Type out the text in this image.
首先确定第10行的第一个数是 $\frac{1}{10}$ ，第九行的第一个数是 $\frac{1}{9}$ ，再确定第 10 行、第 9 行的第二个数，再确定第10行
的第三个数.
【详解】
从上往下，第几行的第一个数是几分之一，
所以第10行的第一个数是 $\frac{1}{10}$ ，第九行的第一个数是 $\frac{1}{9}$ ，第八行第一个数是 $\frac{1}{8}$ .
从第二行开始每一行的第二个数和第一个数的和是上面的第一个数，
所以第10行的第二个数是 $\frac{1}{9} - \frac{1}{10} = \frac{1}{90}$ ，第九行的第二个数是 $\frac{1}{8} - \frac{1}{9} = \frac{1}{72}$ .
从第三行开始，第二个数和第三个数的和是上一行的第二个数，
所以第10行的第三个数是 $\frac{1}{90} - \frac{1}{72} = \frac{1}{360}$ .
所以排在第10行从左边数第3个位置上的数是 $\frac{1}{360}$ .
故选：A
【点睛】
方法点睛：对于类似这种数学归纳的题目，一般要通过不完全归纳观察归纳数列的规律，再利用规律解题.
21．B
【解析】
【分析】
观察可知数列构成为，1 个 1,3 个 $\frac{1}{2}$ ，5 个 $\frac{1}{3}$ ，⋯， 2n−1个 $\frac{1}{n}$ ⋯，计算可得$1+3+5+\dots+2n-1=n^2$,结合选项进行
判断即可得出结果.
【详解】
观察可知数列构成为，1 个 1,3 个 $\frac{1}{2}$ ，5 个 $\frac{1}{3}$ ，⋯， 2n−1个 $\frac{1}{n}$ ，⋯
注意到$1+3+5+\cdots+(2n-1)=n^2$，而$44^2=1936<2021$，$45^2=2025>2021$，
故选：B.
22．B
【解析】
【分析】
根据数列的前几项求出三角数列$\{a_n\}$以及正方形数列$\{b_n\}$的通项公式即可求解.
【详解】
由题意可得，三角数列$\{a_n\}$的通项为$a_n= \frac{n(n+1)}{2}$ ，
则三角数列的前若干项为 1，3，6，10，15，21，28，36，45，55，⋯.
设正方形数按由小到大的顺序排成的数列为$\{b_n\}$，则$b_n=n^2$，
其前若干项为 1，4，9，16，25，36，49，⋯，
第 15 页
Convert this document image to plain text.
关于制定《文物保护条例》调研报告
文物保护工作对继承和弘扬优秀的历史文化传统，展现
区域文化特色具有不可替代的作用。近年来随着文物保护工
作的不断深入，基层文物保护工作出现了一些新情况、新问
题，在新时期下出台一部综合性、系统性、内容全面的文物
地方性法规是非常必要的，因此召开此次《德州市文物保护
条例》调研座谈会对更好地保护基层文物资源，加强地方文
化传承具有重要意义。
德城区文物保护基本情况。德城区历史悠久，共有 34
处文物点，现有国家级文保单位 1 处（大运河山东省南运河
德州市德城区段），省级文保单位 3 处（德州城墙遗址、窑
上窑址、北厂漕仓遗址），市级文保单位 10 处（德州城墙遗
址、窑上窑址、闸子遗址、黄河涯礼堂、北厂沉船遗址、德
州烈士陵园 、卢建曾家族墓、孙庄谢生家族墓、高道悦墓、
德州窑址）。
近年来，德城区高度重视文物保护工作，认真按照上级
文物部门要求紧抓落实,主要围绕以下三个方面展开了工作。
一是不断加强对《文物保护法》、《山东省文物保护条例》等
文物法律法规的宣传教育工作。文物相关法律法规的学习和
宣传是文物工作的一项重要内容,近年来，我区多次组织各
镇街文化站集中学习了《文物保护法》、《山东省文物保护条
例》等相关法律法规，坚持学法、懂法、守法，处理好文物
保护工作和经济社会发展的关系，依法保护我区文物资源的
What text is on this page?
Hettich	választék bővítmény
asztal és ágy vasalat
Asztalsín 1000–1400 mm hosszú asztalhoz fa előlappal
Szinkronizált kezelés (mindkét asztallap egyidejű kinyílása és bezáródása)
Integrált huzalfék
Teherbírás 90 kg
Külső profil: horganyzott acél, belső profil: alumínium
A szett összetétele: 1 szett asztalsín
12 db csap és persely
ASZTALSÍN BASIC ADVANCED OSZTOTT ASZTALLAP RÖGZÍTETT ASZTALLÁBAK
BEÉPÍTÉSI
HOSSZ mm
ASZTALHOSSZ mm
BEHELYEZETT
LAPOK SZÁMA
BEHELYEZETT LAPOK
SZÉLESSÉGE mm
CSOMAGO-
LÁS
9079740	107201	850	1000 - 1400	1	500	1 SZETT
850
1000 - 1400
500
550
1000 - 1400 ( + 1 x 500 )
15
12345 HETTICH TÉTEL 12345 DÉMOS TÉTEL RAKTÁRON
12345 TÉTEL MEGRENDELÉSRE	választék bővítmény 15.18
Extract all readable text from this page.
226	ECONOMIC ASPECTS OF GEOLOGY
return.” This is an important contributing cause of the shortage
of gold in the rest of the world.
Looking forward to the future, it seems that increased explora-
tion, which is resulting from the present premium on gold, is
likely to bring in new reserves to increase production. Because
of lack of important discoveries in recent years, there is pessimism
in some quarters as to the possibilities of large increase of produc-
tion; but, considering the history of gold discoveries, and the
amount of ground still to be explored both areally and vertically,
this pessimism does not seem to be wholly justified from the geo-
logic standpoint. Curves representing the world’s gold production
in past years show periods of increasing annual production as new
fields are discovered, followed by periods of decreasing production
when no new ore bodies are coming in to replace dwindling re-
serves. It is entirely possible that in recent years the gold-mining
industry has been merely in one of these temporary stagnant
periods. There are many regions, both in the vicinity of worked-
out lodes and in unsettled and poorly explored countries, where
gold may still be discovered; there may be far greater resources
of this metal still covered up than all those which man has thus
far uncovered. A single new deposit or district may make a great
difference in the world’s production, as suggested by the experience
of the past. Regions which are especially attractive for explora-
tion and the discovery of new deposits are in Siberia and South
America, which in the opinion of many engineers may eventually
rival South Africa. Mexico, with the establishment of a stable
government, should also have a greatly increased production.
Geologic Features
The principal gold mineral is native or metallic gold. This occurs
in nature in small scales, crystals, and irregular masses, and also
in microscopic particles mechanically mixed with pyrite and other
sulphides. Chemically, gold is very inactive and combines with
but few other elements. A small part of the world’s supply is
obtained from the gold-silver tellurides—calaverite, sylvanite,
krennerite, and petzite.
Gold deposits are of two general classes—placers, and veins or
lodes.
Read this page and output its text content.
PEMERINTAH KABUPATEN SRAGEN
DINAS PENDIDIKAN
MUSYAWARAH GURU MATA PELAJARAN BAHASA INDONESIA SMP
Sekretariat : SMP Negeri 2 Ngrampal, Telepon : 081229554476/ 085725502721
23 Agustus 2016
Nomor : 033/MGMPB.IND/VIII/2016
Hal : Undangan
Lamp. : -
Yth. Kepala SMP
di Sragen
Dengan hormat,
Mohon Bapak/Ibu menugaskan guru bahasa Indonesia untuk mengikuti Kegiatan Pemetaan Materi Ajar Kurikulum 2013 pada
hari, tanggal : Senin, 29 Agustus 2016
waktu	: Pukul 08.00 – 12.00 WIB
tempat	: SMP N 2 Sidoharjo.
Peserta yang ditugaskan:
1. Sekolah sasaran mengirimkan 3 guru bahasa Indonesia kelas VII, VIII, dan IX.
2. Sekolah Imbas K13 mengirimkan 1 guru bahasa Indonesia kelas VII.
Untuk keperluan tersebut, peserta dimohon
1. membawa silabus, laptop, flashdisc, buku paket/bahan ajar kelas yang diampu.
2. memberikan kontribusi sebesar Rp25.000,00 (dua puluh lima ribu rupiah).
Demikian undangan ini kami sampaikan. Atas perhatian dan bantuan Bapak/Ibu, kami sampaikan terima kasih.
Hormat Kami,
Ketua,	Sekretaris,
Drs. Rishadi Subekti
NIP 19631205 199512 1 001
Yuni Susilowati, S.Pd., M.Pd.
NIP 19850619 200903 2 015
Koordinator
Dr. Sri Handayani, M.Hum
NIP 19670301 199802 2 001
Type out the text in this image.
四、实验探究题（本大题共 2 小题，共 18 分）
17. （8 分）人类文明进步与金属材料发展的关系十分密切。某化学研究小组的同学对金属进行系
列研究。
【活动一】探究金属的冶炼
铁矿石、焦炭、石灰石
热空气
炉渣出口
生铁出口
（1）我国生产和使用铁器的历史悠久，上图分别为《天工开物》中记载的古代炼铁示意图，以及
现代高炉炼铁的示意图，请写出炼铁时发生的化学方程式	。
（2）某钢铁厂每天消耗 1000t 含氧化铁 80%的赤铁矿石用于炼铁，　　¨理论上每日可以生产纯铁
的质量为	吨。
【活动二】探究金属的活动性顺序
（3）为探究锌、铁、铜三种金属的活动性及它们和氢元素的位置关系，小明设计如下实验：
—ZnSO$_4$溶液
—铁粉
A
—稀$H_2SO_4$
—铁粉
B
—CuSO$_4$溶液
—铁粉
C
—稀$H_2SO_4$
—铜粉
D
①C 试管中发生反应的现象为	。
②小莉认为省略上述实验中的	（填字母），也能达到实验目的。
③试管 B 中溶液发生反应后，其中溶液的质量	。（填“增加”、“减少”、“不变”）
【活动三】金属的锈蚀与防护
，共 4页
+++
● TASK TO COMPLETE:
Write only the number of lines in the records that include the word "választék".

● CORRECT RESPONSE:
2